__PROBLEM TO SOLVE__. Identify each line below containing the string "from" and copy it.

--- START GIVEN DATA ---

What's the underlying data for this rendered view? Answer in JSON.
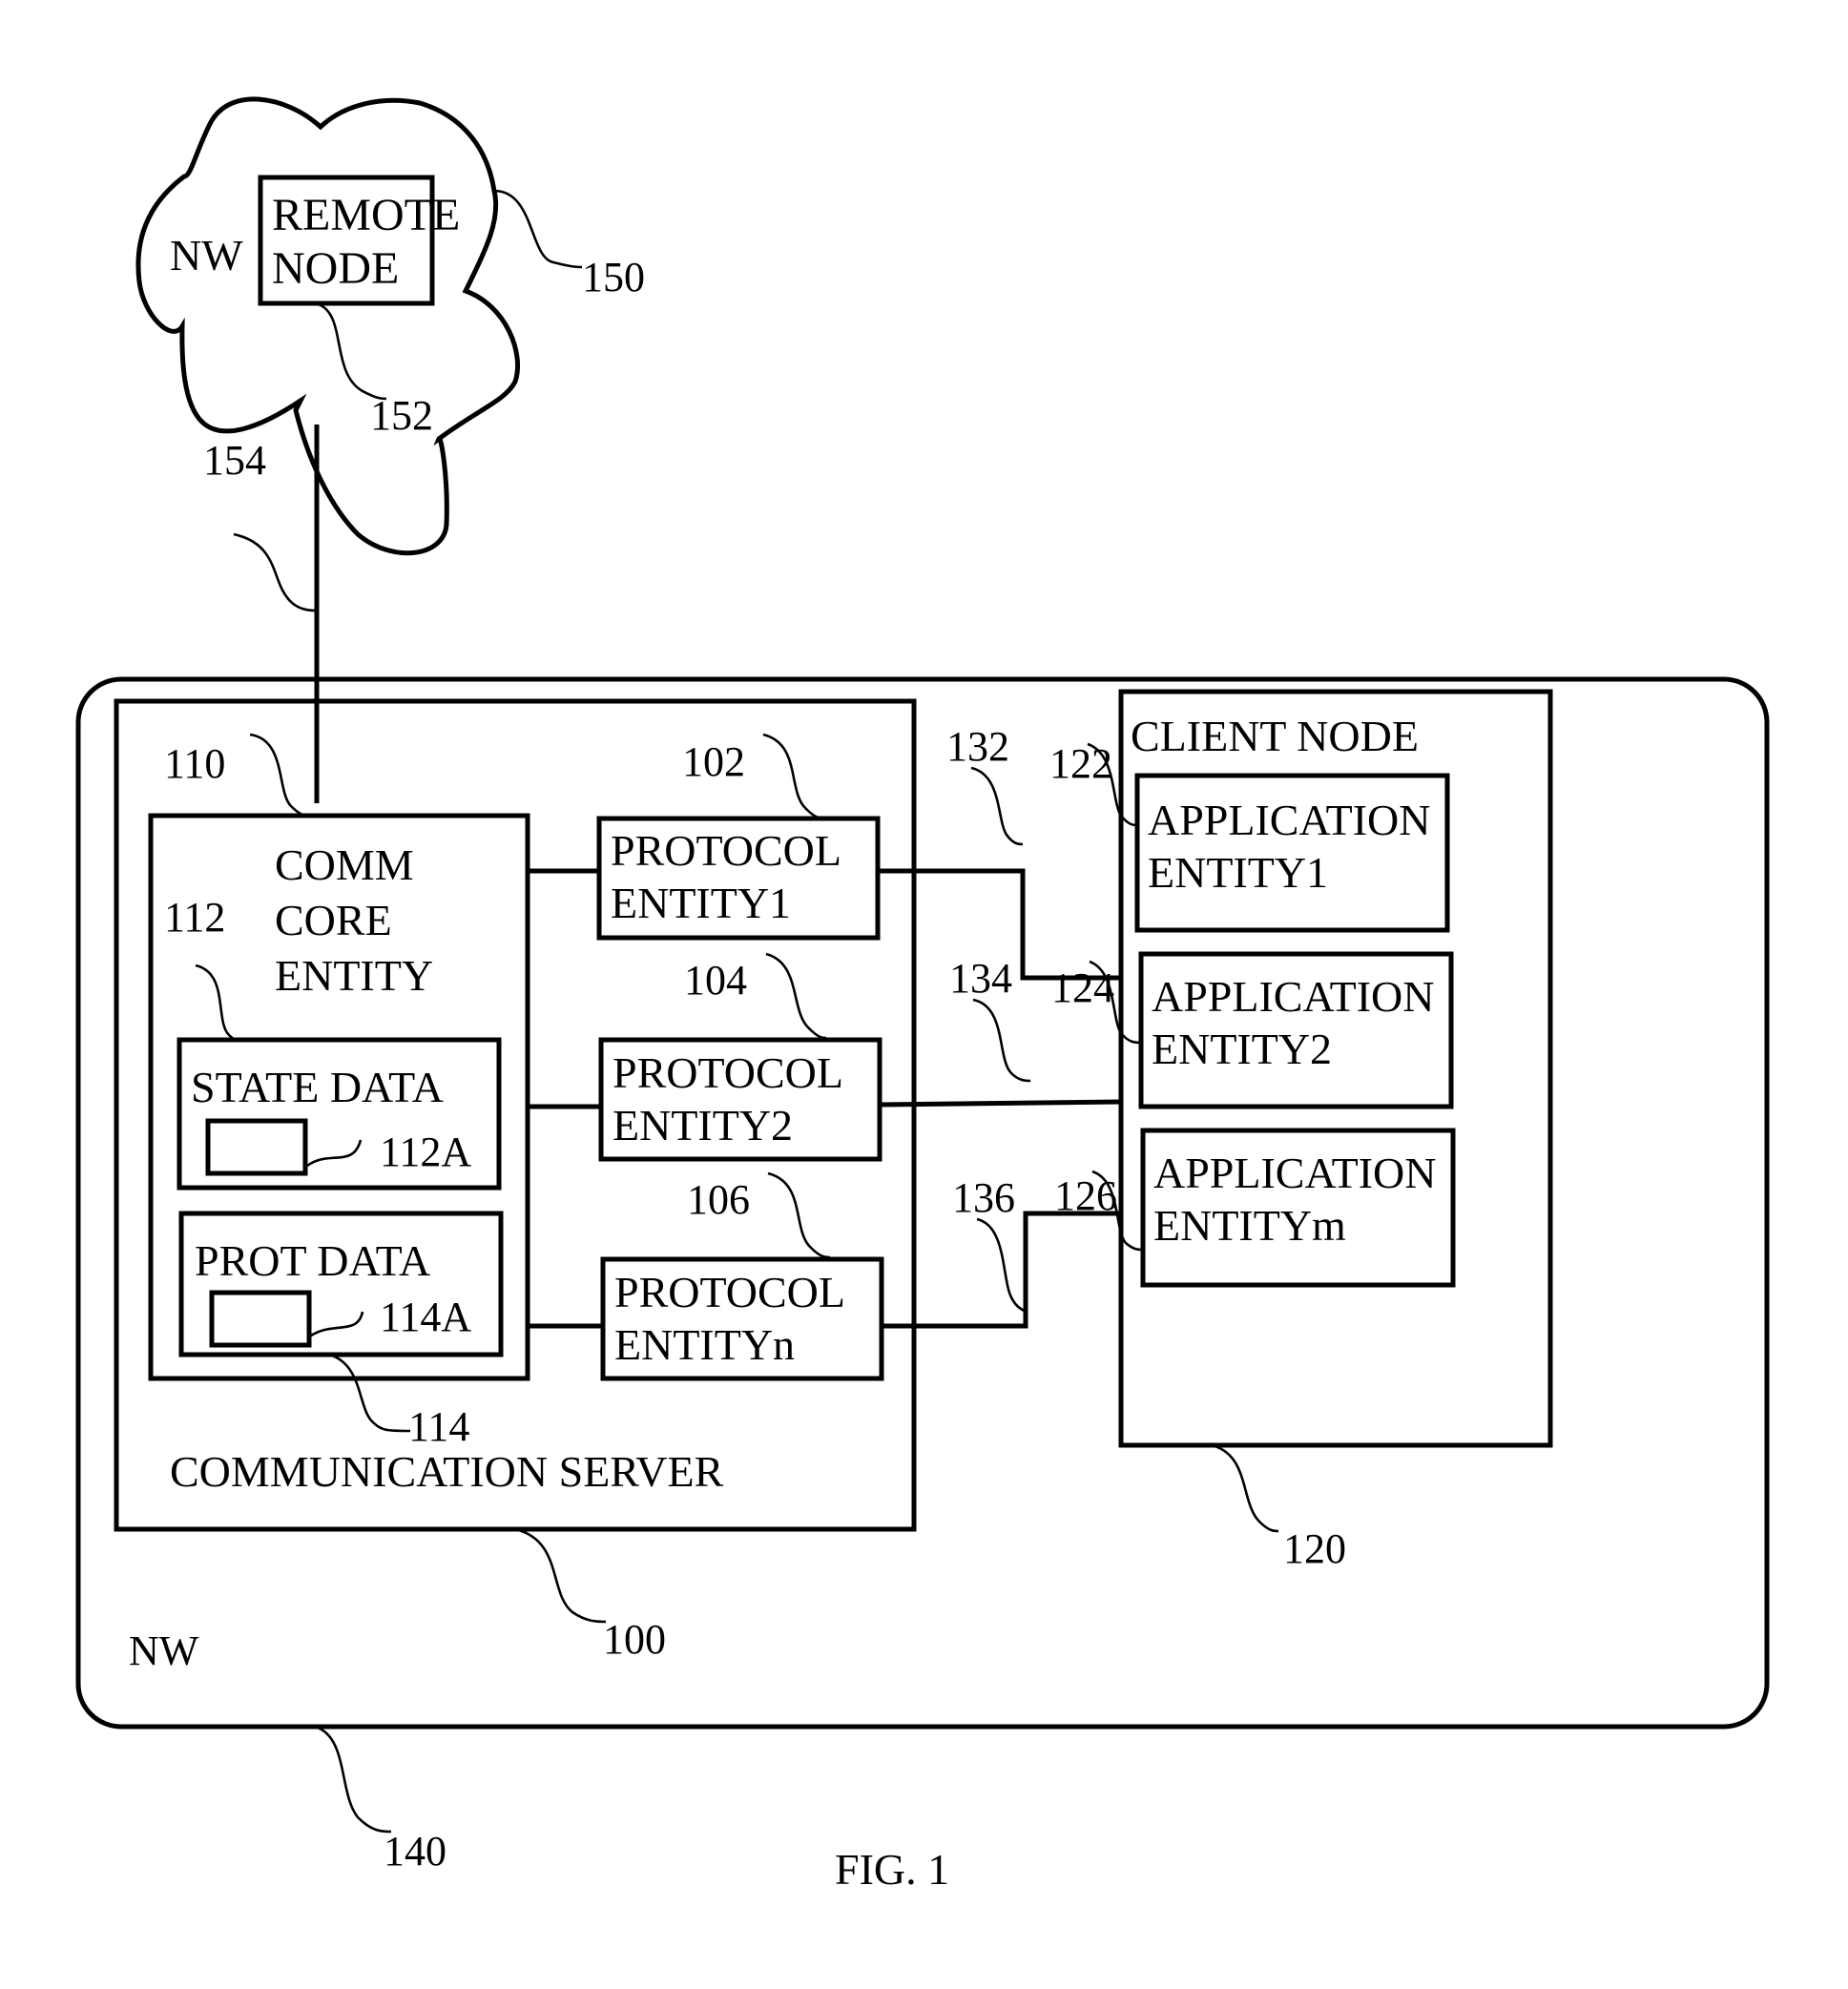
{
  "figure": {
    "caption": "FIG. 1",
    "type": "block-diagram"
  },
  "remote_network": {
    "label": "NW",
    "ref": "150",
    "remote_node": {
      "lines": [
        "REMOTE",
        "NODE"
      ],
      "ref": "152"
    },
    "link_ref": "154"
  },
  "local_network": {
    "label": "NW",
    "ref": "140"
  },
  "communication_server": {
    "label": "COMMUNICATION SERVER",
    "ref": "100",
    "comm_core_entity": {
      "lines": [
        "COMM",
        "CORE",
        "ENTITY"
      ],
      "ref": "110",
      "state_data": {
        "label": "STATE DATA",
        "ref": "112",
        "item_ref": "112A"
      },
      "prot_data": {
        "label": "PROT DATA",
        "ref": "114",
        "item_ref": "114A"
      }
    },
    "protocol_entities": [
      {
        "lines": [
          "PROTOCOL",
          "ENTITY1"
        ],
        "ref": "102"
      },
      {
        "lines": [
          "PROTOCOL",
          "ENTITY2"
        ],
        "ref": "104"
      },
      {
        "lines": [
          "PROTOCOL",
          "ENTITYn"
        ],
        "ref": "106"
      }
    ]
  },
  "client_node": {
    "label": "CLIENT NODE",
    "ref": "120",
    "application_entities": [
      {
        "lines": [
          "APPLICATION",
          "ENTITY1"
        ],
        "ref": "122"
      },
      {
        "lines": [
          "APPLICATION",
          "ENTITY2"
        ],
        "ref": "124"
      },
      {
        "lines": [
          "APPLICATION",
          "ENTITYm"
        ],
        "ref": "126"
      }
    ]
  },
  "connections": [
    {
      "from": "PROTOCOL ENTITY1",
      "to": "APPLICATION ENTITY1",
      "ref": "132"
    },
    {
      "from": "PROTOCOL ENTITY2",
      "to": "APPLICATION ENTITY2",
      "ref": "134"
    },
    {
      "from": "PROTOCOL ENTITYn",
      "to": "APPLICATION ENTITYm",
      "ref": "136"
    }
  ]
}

--- END GIVEN DATA ---

__CORRECT RESULT__.
      "from": "PROTOCOL ENTITY1",
      "from": "PROTOCOL ENTITY2",
      "from": "PROTOCOL ENTITYn",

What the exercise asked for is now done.